● Work required:
How many lines in the records below contain the word "image"? Answer with the number alone.

=== Exercise inputs ===

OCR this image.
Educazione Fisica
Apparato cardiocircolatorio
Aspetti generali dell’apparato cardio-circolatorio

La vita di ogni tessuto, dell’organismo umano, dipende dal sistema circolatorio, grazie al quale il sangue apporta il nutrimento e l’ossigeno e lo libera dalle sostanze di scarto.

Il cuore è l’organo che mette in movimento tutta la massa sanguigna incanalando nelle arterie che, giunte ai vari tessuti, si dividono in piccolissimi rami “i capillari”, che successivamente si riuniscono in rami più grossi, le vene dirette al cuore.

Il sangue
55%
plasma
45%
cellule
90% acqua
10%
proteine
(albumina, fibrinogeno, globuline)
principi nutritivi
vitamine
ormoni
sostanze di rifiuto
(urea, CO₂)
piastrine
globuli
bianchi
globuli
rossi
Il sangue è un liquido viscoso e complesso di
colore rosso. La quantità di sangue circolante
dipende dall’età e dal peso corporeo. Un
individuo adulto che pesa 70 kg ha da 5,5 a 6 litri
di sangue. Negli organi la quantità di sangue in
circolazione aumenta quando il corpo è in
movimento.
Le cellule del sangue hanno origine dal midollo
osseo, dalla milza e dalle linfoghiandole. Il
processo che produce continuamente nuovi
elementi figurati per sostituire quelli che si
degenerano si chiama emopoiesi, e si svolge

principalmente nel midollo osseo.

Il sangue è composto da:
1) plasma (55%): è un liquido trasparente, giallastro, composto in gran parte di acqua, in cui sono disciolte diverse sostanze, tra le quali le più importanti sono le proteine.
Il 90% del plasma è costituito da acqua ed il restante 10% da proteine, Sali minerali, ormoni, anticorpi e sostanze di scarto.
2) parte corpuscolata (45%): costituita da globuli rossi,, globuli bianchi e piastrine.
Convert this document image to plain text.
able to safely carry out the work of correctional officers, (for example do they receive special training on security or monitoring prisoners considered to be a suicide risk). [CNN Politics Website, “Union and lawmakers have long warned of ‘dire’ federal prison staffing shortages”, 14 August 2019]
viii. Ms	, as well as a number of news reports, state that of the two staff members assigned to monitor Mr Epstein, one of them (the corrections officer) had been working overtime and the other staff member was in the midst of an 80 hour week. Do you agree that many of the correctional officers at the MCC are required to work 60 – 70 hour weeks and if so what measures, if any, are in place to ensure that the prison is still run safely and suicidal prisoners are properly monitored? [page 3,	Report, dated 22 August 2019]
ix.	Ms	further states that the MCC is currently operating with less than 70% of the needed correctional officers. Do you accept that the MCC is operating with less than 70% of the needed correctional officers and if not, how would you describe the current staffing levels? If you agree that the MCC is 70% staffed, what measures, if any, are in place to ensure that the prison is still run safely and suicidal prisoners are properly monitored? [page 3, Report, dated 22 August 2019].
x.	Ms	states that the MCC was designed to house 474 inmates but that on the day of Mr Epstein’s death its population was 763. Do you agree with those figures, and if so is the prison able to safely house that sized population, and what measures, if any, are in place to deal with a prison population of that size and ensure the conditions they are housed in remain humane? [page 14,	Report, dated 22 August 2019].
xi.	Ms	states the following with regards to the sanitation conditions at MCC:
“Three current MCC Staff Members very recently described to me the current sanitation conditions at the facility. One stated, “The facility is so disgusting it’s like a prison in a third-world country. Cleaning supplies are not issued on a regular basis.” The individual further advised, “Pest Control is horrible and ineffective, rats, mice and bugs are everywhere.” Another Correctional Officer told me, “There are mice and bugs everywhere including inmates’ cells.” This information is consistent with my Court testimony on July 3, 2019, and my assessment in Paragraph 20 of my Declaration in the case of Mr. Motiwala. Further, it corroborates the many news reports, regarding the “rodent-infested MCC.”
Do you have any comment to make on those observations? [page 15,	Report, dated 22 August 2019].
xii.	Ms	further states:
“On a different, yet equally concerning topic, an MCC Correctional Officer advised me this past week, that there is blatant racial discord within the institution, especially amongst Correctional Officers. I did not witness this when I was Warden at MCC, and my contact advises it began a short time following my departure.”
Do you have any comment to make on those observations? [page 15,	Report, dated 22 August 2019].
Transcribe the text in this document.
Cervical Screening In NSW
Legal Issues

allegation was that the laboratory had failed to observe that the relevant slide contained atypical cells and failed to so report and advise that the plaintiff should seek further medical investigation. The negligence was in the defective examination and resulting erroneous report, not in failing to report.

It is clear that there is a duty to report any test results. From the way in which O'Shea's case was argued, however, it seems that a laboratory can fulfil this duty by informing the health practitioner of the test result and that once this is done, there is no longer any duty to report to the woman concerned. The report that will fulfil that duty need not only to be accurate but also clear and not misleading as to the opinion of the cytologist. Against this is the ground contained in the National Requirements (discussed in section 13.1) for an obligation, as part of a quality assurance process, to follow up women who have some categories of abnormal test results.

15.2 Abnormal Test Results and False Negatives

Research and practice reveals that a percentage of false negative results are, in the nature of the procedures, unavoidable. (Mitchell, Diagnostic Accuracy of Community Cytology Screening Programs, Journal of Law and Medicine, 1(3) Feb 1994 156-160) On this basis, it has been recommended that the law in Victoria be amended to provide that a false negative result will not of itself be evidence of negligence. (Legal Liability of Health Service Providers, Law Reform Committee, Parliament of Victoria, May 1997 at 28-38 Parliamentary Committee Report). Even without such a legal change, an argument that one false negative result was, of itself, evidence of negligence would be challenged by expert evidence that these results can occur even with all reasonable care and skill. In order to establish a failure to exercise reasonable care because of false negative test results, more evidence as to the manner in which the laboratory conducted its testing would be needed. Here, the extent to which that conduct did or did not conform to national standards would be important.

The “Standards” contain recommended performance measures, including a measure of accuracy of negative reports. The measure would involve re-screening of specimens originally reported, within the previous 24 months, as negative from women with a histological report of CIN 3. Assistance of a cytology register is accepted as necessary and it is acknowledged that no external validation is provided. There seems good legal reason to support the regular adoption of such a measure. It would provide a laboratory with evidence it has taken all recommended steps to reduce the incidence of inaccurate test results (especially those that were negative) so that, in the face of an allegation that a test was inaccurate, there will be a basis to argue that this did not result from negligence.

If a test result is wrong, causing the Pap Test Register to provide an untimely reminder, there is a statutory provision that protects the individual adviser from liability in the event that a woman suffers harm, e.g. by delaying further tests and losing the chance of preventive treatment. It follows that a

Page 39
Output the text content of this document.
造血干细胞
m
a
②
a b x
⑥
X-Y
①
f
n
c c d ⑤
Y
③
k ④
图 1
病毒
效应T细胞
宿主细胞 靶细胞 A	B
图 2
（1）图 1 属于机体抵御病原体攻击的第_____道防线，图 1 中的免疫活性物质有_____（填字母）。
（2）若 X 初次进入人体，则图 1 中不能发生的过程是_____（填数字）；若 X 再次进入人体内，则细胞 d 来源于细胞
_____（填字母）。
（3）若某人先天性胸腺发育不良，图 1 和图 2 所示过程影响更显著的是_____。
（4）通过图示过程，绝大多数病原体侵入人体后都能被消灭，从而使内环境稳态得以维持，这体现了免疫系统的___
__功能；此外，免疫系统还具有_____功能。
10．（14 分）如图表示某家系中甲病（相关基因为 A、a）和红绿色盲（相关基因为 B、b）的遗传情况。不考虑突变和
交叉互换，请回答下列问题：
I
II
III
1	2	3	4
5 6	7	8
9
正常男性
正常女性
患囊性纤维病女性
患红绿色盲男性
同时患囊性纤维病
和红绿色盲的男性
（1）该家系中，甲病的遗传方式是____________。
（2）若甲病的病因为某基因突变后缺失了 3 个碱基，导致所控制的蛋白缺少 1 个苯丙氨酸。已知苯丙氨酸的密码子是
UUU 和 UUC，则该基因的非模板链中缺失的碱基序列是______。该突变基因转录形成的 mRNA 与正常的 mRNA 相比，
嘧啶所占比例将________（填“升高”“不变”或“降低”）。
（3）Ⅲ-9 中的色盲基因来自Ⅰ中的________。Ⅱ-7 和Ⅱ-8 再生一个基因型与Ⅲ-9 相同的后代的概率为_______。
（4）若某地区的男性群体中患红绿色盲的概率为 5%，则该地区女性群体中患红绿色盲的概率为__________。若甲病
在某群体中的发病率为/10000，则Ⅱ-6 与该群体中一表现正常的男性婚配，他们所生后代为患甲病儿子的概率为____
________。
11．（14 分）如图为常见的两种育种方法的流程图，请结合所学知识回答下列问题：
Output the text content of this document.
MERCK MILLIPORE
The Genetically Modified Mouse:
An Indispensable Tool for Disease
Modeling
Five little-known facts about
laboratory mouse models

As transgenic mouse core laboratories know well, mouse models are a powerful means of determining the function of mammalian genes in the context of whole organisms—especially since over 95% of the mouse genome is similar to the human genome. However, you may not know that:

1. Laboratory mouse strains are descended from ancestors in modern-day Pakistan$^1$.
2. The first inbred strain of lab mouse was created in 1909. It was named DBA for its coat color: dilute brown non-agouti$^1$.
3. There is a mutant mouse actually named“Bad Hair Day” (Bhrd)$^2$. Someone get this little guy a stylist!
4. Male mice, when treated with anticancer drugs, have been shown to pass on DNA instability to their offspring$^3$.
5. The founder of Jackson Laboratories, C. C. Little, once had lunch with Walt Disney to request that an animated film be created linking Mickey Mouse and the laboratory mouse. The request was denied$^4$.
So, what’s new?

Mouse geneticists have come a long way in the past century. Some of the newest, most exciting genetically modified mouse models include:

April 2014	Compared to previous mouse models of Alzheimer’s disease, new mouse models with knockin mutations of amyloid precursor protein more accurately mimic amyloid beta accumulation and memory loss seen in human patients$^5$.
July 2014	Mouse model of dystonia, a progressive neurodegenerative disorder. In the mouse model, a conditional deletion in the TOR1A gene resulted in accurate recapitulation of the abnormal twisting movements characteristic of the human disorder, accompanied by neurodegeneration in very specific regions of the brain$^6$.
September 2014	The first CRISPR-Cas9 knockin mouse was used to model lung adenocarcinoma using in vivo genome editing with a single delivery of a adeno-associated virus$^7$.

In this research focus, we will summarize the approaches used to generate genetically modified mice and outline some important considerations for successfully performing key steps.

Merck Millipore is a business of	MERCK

===

● Result of this task:
2